Task details:
Check every line below for the word "color" and show those that hold it.

__________________________________________________

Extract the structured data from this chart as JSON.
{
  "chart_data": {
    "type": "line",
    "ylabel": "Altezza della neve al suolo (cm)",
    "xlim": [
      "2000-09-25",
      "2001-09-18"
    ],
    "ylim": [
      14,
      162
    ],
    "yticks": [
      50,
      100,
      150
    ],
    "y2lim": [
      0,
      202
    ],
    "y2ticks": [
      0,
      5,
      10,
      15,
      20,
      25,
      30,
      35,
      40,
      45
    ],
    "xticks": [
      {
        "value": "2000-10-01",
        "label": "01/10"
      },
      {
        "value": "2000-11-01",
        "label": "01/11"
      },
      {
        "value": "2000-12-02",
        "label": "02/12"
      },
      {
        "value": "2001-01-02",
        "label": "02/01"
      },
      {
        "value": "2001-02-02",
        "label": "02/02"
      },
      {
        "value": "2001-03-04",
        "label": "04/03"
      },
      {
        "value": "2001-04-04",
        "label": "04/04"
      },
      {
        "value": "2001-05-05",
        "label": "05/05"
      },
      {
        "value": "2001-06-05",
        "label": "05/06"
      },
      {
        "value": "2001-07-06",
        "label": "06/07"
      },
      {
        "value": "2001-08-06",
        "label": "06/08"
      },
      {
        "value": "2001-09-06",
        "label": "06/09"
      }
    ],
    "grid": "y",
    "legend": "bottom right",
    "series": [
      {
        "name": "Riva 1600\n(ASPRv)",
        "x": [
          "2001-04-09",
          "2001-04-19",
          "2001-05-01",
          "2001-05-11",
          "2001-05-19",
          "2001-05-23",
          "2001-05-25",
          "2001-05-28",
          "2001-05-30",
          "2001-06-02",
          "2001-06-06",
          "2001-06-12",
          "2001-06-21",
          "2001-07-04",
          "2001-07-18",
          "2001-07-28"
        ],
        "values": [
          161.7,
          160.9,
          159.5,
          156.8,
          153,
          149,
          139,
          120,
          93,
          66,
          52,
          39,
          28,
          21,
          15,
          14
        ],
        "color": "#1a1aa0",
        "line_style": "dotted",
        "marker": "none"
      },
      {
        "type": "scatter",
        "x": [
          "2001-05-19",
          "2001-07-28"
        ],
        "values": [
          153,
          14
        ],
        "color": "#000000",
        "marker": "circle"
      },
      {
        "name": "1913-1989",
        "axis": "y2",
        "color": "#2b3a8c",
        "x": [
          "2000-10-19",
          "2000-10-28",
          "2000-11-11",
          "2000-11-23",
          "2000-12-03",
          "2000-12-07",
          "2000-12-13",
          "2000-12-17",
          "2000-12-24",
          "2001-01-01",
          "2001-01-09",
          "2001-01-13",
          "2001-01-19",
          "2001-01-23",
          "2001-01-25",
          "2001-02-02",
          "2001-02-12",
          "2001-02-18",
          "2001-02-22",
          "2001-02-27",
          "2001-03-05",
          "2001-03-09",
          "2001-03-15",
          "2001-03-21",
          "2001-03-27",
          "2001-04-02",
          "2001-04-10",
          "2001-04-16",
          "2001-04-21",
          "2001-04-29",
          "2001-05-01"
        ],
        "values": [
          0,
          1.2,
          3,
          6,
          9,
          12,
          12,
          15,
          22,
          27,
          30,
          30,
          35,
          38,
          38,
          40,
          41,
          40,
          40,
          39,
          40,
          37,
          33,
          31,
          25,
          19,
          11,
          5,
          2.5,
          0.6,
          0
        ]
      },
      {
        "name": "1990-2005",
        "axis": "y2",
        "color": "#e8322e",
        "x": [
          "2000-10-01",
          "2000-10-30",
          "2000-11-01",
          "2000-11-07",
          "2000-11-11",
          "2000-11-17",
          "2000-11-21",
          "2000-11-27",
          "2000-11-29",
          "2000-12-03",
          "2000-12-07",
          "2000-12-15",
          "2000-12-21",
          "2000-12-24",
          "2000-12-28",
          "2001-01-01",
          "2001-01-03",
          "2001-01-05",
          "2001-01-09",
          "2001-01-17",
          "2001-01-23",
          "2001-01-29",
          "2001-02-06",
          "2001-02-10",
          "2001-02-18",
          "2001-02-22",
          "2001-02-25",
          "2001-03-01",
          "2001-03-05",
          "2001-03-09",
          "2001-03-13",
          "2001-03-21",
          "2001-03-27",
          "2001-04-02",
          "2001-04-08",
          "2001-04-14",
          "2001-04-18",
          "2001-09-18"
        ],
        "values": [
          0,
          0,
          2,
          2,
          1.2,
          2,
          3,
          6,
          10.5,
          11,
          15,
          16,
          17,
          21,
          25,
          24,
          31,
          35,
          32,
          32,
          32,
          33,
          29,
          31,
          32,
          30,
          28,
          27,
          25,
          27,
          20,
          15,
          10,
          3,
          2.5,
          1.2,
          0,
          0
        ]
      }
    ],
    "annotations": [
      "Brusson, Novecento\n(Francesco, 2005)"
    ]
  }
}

__________________________________________________

Complete answer:
        "color": "#1a1aa0",
        "color": "#000000",
        "color": "#2b3a8c",
        "color": "#e8322e",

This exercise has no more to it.